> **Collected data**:
++++++++++++++++++++
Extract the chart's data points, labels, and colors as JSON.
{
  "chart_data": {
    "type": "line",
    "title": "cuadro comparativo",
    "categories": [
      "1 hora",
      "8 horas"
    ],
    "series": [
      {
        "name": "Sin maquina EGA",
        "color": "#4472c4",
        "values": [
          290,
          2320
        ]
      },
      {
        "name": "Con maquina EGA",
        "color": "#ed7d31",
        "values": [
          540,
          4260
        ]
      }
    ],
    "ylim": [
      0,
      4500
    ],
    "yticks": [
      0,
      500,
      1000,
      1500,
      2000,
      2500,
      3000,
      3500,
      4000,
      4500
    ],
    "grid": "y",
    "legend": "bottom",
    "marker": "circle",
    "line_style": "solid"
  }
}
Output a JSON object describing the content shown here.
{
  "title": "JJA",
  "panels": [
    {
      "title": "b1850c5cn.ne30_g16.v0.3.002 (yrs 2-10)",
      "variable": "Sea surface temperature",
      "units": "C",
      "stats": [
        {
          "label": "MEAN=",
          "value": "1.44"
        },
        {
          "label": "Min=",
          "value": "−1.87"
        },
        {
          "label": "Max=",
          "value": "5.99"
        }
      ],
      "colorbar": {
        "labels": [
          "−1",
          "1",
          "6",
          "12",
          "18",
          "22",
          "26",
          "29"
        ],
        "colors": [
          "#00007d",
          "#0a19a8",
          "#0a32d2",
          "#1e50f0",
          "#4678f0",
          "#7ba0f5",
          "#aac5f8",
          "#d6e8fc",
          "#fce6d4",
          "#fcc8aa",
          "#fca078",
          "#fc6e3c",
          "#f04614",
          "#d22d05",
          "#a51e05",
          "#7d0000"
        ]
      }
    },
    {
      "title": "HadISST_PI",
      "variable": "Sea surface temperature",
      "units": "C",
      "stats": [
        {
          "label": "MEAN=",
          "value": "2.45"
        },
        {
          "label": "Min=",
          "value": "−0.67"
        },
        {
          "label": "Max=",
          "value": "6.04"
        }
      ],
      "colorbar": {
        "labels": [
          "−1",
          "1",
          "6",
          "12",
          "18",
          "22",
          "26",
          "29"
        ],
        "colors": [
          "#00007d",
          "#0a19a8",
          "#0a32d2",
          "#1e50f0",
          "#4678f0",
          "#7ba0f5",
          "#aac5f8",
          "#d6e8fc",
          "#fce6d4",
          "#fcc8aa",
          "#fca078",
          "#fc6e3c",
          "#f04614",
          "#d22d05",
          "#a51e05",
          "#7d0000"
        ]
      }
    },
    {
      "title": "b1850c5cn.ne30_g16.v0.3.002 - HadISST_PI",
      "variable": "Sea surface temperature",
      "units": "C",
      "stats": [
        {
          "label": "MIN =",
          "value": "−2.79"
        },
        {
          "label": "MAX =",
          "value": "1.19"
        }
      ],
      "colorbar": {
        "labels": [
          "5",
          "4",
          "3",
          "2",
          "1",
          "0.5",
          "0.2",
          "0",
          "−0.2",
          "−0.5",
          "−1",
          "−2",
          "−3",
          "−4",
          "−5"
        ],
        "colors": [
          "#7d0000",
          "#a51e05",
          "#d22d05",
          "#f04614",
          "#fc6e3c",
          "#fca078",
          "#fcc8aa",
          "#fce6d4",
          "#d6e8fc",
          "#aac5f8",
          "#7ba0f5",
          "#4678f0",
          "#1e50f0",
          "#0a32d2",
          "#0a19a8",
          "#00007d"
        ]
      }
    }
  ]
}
++++++++++++++++++++
> **Given exercise**:
Write down all the entries again without a single difference.

> **Task output**:
Extract the chart's data points, labels, and colors as JSON.
{
  "chart_data": {
    "type": "line",
    "title": "cuadro comparativo",
    "categories": [
      "1 hora",
      "8 horas"
    ],
    "series": [
      {
        "name": "Sin maquina EGA",
        "color": "#4472c4",
        "values": [
          290,
          2320
        ]
      },
      {
        "name": "Con maquina EGA",
        "color": "#ed7d31",
        "values": [
          540,
          4260
        ]
      }
    ],
    "ylim": [
      0,
      4500
    ],
    "yticks": [
      0,
      500,
      1000,
      1500,
      2000,
      2500,
      3000,
      3500,
      4000,
      4500
    ],
    "grid": "y",
    "legend": "bottom",
    "marker": "circle",
    "line_style": "solid"
  }
}
Output a JSON object describing the content shown here.
{
  "title": "JJA",
  "panels": [
    {
      "title": "b1850c5cn.ne30_g16.v0.3.002 (yrs 2-10)",
      "variable": "Sea surface temperature",
      "units": "C",
      "stats": [
        {
          "label": "MEAN=",
          "value": "1.44"
        },
        {
          "label": "Min=",
          "value": "−1.87"
        },
        {
          "label": "Max=",
          "value": "5.99"
        }
      ],
      "colorbar": {
        "labels": [
          "−1",
          "1",
          "6",
          "12",
          "18",
          "22",
          "26",
          "29"
        ],
        "colors": [
          "#00007d",
          "#0a19a8",
          "#0a32d2",
          "#1e50f0",
          "#4678f0",
          "#7ba0f5",
          "#aac5f8",
          "#d6e8fc",
          "#fce6d4",
          "#fcc8aa",
          "#fca078",
          "#fc6e3c",
          "#f04614",
          "#d22d05",
          "#a51e05",
          "#7d0000"
        ]
      }
    },
    {
      "title": "HadISST_PI",
      "variable": "Sea surface temperature",
      "units": "C",
      "stats": [
        {
          "label": "MEAN=",
          "value": "2.45"
        },
        {
          "label": "Min=",
          "value": "−0.67"
        },
        {
          "label": "Max=",
          "value": "6.04"
        }
      ],
      "colorbar": {
        "labels": [
          "−1",
          "1",
          "6",
          "12",
          "18",
          "22",
          "26",
          "29"
        ],
        "colors": [
          "#00007d",
          "#0a19a8",
          "#0a32d2",
          "#1e50f0",
          "#4678f0",
          "#7ba0f5",
          "#aac5f8",
          "#d6e8fc",
          "#fce6d4",
          "#fcc8aa",
          "#fca078",
          "#fc6e3c",
          "#f04614",
          "#d22d05",
          "#a51e05",
          "#7d0000"
        ]
      }
    },
    {
      "title": "b1850c5cn.ne30_g16.v0.3.002 - HadISST_PI",
      "variable": "Sea surface temperature",
      "units": "C",
      "stats": [
        {
          "label": "MIN =",
          "value": "−2.79"
        },
        {
          "label": "MAX =",
          "value": "1.19"
        }
      ],
      "colorbar": {
        "labels": [
          "5",
          "4",
          "3",
          "2",
          "1",
          "0.5",
          "0.2",
          "0",
          "−0.2",
          "−0.5",
          "−1",
          "−2",
          "−3",
          "−4",
          "−5"
        ],
        "colors": [
          "#7d0000",
          "#a51e05",
          "#d22d05",
          "#f04614",
          "#fc6e3c",
          "#fca078",
          "#fcc8aa",
          "#fce6d4",
          "#d6e8fc",
          "#aac5f8",
          "#7ba0f5",
          "#4678f0",
          "#1e50f0",
          "#0a32d2",
          "#0a19a8",
          "#00007d"
        ]
      }
    }
  ]
}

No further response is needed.